**WHAT THIS TASK INVOLVES:** Make an exact copy of the lines, leaving the pictures out.

**STORED ROWS:**
-------------------------

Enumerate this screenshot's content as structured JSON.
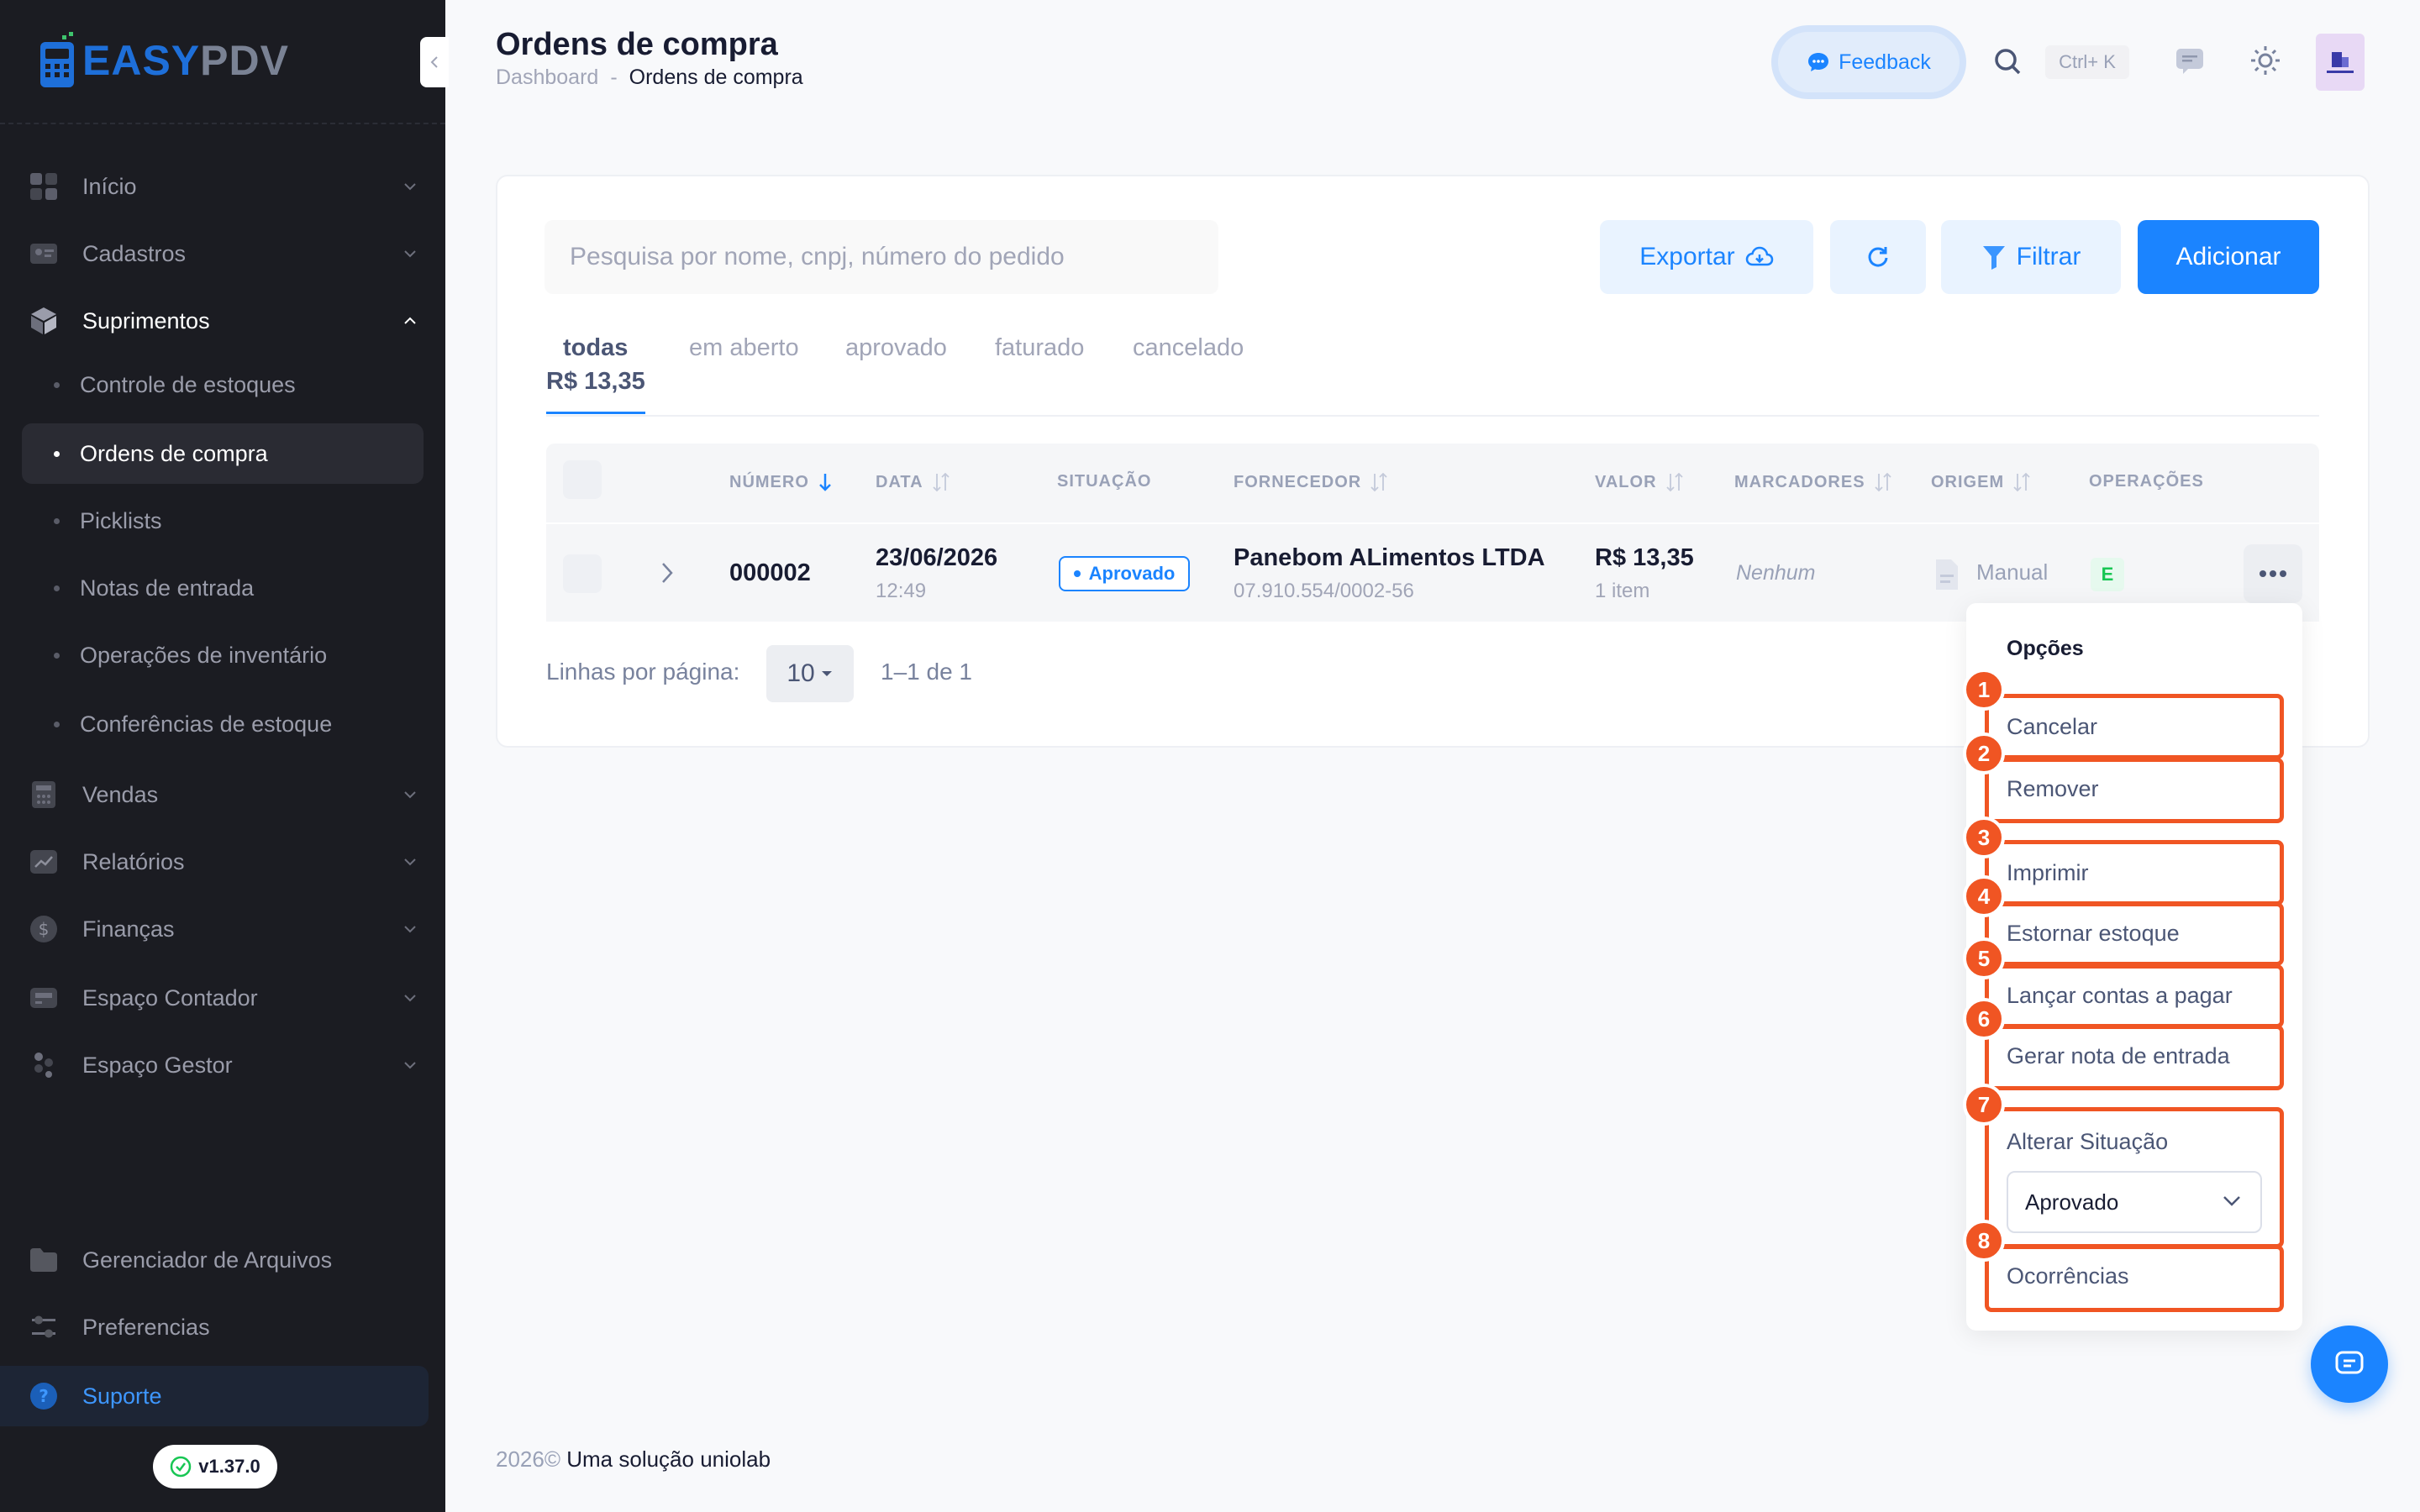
{
  "brand": {
    "part1": "EASY",
    "part2": "PDV"
  },
  "sidebar": {
    "items": [
      {
        "label": "Início",
        "icon": "home-icon"
      },
      {
        "label": "Cadastros",
        "icon": "id-card-icon"
      },
      {
        "label": "Suprimentos",
        "icon": "box-icon"
      },
      {
        "label": "Vendas",
        "icon": "calculator-icon"
      },
      {
        "label": "Relatórios",
        "icon": "chart-icon"
      },
      {
        "label": "Finanças",
        "icon": "dollar-icon"
      },
      {
        "label": "Espaço Contador",
        "icon": "printer-icon"
      },
      {
        "label": "Espaço Gestor",
        "icon": "users-icon"
      }
    ],
    "sub_items": [
      {
        "label": "Controle de estoques"
      },
      {
        "label": "Ordens de compra"
      },
      {
        "label": "Picklists"
      },
      {
        "label": "Notas de entrada"
      },
      {
        "label": "Operações de inventário"
      },
      {
        "label": "Conferências de estoque"
      }
    ],
    "bottom": [
      {
        "label": "Gerenciador de Arquivos",
        "icon": "folder-icon"
      },
      {
        "label": "Preferencias",
        "icon": "sliders-icon"
      }
    ],
    "support_label": "Suporte",
    "version": "v1.37.0"
  },
  "header": {
    "title": "Ordens de compra",
    "breadcrumb": [
      "Dashboard",
      "-",
      "Ordens de compra"
    ],
    "feedback_label": "Feedback",
    "shortcut": "Ctrl+ K"
  },
  "toolbar": {
    "search_placeholder": "Pesquisa por nome, cnpj, número do pedido",
    "export_label": "Exportar",
    "filter_label": "Filtrar",
    "add_label": "Adicionar"
  },
  "tabs": [
    {
      "label": "todas",
      "amount": "R$ 13,35",
      "active": true
    },
    {
      "label": "em aberto"
    },
    {
      "label": "aprovado"
    },
    {
      "label": "faturado"
    },
    {
      "label": "cancelado"
    }
  ],
  "table": {
    "columns": [
      "NÚMERO",
      "DATA",
      "SITUAÇÃO",
      "FORNECEDOR",
      "VALOR",
      "MARCADORES",
      "ORIGEM",
      "OPERAÇÕES"
    ],
    "rows": [
      {
        "numero": "000002",
        "data": "23/06/2026",
        "hora": "12:49",
        "situacao": "Aprovado",
        "fornecedor": "Panebom ALimentos LTDA",
        "cnpj": "07.910.554/0002-56",
        "valor": "R$ 13,35",
        "itens": "1 item",
        "marcadores": "Nenhum",
        "origem": "Manual",
        "operacao": "E"
      }
    ]
  },
  "pagination": {
    "rows_label": "Linhas por página:",
    "rows_value": "10",
    "range": "1–1 de 1"
  },
  "dropdown": {
    "title": "Opções",
    "items": [
      {
        "n": "1",
        "label": "Cancelar"
      },
      {
        "n": "2",
        "label": "Remover"
      },
      {
        "n": "3",
        "label": "Imprimir"
      },
      {
        "n": "4",
        "label": "Estornar estoque"
      },
      {
        "n": "5",
        "label": "Lançar contas a pagar"
      },
      {
        "n": "6",
        "label": "Gerar nota de entrada"
      },
      {
        "n": "7",
        "label": "Alterar Situação"
      },
      {
        "n": "8",
        "label": "Ocorrências"
      }
    ],
    "status_value": "Aprovado"
  },
  "footer": {
    "year": "2026©",
    "text": "Uma solução uniolab"
  },
  "colors": {
    "primary": "#1b84ff",
    "highlight": "#f05523",
    "sidebar_bg": "#1b1c22"
  }
}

-------------------------

**THE REPLY:**
Enumerate this screenshot's content as structured JSON.
{
  "brand": {
    "part1": "EASY",
    "part2": "PDV"
  },
  "sidebar": {
    "items": [
      {
        "label": "Início",
        "icon": "home-icon"
      },
      {
        "label": "Cadastros",
        "icon": "id-card-icon"
      },
      {
        "label": "Suprimentos",
        "icon": "box-icon"
      },
      {
        "label": "Vendas",
        "icon": "calculator-icon"
      },
      {
        "label": "Relatórios",
        "icon": "chart-icon"
      },
      {
        "label": "Finanças",
        "icon": "dollar-icon"
      },
      {
        "label": "Espaço Contador",
        "icon": "printer-icon"
      },
      {
        "label": "Espaço Gestor",
        "icon": "users-icon"
      }
    ],
    "sub_items": [
      {
        "label": "Controle de estoques"
      },
      {
        "label": "Ordens de compra"
      },
      {
        "label": "Picklists"
      },
      {
        "label": "Notas de entrada"
      },
      {
        "label": "Operações de inventário"
      },
      {
        "label": "Conferências de estoque"
      }
    ],
    "bottom": [
      {
        "label": "Gerenciador de Arquivos",
        "icon": "folder-icon"
      },
      {
        "label": "Preferencias",
        "icon": "sliders-icon"
      }
    ],
    "support_label": "Suporte",
    "version": "v1.37.0"
  },
  "header": {
    "title": "Ordens de compra",
    "breadcrumb": [
      "Dashboard",
      "-",
      "Ordens de compra"
    ],
    "feedback_label": "Feedback",
    "shortcut": "Ctrl+ K"
  },
  "toolbar": {
    "search_placeholder": "Pesquisa por nome, cnpj, número do pedido",
    "export_label": "Exportar",
    "filter_label": "Filtrar",
    "add_label": "Adicionar"
  },
  "tabs": [
    {
      "label": "todas",
      "amount": "R$ 13,35",
      "active": true
    },
    {
      "label": "em aberto"
    },
    {
      "label": "aprovado"
    },
    {
      "label": "faturado"
    },
    {
      "label": "cancelado"
    }
  ],
  "table": {
    "columns": [
      "NÚMERO",
      "DATA",
      "SITUAÇÃO",
      "FORNECEDOR",
      "VALOR",
      "MARCADORES",
      "ORIGEM",
      "OPERAÇÕES"
    ],
    "rows": [
      {
        "numero": "000002",
        "data": "23/06/2026",
        "hora": "12:49",
        "situacao": "Aprovado",
        "fornecedor": "Panebom ALimentos LTDA",
        "cnpj": "07.910.554/0002-56",
        "valor": "R$ 13,35",
        "itens": "1 item",
        "marcadores": "Nenhum",
        "origem": "Manual",
        "operacao": "E"
      }
    ]
  },
  "pagination": {
    "rows_label": "Linhas por página:",
    "rows_value": "10",
    "range": "1–1 de 1"
  },
  "dropdown": {
    "title": "Opções",
    "items": [
      {
        "n": "1",
        "label": "Cancelar"
      },
      {
        "n": "2",
        "label": "Remover"
      },
      {
        "n": "3",
        "label": "Imprimir"
      },
      {
        "n": "4",
        "label": "Estornar estoque"
      },
      {
        "n": "5",
        "label": "Lançar contas a pagar"
      },
      {
        "n": "6",
        "label": "Gerar nota de entrada"
      },
      {
        "n": "7",
        "label": "Alterar Situação"
      },
      {
        "n": "8",
        "label": "Ocorrências"
      }
    ],
    "status_value": "Aprovado"
  },
  "footer": {
    "year": "2026©",
    "text": "Uma solução uniolab"
  },
  "colors": {
    "primary": "#1b84ff",
    "highlight": "#f05523",
    "sidebar_bg": "#1b1c22"
  }
}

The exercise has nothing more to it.